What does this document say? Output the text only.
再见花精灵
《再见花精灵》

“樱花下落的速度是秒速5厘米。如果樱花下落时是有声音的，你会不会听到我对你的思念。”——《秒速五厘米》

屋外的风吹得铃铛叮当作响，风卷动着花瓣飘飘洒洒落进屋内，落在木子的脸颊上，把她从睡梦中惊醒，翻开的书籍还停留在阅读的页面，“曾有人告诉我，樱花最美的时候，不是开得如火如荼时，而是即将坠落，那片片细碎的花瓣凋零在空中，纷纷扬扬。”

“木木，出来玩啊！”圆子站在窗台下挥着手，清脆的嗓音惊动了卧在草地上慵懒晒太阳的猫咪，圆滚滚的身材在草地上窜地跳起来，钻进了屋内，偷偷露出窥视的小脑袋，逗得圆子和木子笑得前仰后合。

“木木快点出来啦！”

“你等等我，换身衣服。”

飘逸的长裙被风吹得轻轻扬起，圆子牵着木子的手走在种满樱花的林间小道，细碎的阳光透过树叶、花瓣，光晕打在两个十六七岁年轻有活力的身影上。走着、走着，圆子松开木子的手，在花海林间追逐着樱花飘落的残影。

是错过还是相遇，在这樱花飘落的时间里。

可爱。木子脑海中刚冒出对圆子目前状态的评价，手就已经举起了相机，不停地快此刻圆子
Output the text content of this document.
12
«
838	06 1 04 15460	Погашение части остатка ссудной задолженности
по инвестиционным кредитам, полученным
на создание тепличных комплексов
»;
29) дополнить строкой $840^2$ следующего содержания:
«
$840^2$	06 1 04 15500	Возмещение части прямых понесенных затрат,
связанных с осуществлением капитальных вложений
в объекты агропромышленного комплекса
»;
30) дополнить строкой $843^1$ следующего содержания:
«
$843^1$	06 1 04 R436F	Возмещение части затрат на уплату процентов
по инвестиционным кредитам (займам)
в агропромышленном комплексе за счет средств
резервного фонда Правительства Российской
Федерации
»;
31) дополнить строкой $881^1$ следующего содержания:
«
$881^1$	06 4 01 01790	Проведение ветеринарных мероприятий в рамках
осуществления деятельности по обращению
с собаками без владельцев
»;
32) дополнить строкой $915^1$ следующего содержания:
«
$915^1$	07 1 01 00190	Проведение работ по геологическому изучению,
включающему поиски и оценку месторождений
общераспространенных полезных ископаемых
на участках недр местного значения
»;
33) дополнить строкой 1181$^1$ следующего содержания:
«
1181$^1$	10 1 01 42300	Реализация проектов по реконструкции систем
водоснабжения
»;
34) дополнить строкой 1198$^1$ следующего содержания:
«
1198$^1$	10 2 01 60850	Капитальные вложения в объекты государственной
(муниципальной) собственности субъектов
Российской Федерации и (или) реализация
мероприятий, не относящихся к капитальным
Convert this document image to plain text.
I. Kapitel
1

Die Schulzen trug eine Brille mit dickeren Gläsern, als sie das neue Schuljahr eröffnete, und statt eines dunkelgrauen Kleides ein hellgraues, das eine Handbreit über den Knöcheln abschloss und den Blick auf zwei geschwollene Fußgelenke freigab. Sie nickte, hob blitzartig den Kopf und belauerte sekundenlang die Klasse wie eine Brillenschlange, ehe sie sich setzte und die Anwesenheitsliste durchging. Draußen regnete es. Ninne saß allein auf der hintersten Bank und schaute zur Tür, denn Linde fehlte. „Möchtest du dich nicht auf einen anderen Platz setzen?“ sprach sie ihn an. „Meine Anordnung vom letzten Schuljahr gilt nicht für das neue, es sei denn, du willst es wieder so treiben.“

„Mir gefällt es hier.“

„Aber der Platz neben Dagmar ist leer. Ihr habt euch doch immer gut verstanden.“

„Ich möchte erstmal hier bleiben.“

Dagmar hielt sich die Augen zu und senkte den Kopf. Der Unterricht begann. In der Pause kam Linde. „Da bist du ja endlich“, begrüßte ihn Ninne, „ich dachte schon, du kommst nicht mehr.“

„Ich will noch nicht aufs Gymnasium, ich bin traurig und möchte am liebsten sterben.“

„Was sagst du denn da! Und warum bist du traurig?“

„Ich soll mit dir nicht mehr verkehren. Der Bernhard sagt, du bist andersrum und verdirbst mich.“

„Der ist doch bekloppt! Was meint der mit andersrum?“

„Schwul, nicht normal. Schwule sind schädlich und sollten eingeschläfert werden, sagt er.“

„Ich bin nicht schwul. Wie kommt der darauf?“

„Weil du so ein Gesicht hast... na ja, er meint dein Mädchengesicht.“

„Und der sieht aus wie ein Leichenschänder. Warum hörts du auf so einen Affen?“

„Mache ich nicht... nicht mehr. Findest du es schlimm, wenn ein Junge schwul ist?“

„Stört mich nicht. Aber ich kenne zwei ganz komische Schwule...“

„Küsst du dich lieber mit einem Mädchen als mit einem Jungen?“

- INSTRUCTIONS FOR THE TASK: Count every line of the material above that holds the string "mehr", then state only the total.

- WRITTEN RESPONSE: 3